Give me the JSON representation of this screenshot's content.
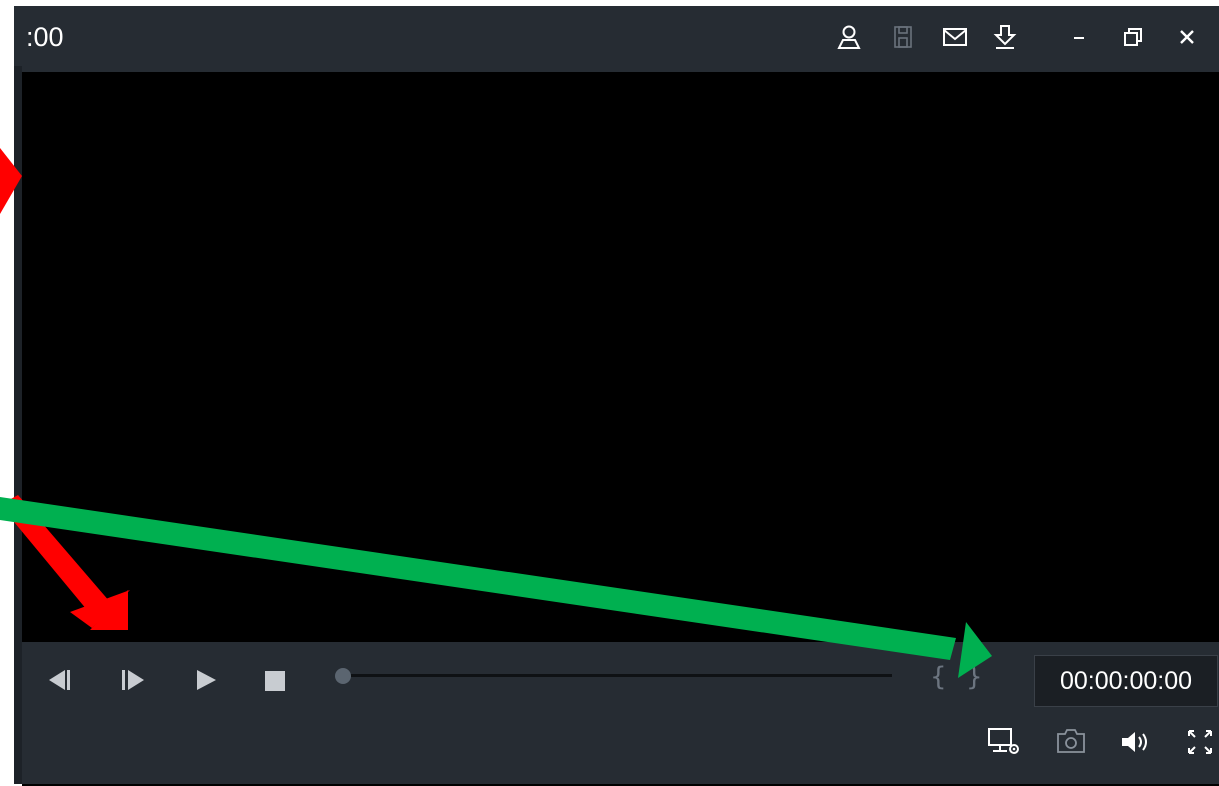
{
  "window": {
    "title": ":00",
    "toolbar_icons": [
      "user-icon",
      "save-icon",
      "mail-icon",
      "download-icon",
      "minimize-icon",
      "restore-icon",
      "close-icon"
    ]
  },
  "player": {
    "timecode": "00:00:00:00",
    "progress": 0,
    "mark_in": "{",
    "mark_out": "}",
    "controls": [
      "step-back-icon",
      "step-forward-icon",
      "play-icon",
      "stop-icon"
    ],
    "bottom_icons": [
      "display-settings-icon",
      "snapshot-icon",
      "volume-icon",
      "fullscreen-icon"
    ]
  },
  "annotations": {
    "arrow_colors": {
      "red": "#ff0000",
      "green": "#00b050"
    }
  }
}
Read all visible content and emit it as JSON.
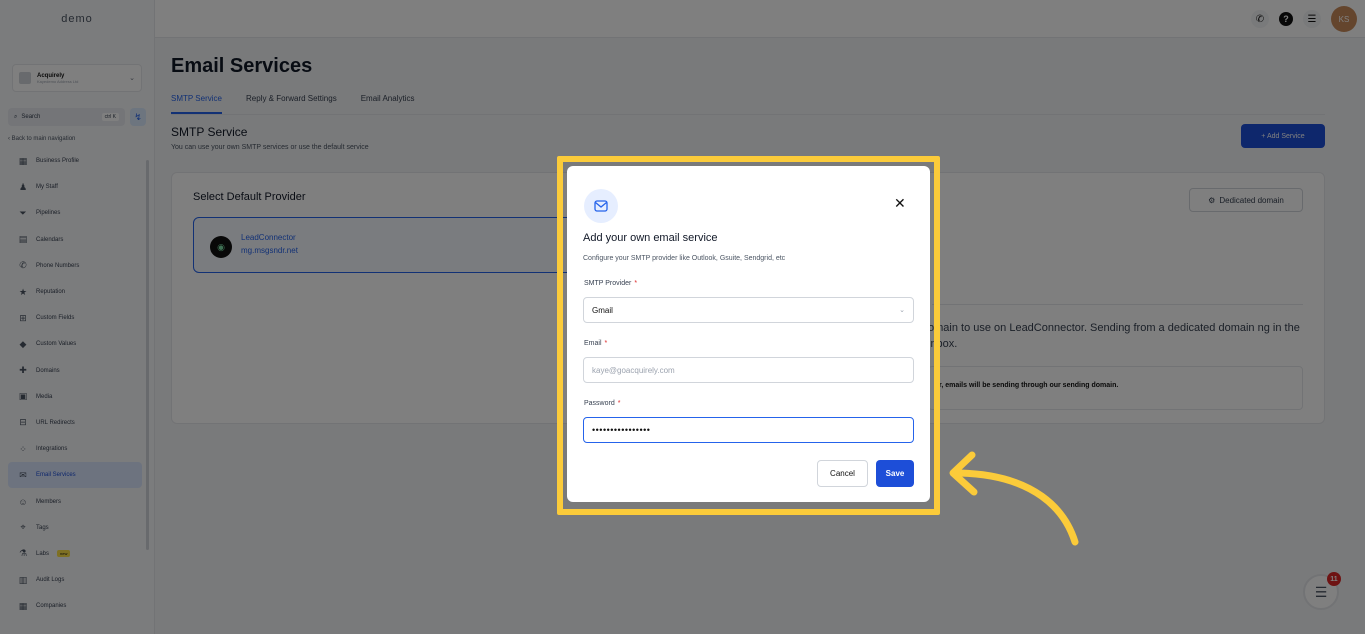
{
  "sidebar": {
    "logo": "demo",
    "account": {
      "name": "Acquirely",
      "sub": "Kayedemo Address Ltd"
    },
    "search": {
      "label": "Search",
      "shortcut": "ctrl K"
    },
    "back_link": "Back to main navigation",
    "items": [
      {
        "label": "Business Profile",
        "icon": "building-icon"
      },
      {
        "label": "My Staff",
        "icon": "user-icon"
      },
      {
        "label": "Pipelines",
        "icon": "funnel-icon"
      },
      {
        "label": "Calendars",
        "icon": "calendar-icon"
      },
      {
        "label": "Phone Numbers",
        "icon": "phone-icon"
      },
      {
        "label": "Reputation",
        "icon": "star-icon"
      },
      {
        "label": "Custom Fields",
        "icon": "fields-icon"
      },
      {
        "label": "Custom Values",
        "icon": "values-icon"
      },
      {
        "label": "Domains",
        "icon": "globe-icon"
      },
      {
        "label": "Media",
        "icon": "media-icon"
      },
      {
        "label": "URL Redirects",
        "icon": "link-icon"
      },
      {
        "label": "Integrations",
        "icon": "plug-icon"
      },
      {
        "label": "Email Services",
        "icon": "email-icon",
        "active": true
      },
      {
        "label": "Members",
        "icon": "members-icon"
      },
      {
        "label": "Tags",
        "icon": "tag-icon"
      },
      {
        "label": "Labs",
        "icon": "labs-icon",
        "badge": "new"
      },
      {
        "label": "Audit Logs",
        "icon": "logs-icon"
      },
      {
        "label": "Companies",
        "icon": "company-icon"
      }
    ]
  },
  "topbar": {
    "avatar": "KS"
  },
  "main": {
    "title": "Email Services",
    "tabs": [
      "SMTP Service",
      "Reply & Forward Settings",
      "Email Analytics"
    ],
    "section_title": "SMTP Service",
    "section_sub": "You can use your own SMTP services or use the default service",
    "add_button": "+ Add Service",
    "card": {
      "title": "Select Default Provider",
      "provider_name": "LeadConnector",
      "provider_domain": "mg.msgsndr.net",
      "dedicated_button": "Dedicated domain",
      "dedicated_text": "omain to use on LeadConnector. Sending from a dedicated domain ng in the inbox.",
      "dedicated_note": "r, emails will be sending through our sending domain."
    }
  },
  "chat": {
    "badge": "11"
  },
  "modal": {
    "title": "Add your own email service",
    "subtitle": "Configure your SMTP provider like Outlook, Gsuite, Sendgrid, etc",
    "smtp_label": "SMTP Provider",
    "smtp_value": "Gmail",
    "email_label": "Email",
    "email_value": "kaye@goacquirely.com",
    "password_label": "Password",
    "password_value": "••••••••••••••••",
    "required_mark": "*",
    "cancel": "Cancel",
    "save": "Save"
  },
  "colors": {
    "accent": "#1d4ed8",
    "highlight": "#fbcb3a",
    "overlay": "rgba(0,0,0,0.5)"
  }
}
-------
Problem to work on:
Check each line of the records for the word "your", and show the lines that contain it.

Full answer:
    "section_sub": "You can use your own SMTP services or use the default service",
    "title": "Add your own email service",
    "subtitle": "Configure your SMTP provider like Outlook, Gsuite, Sendgrid, etc",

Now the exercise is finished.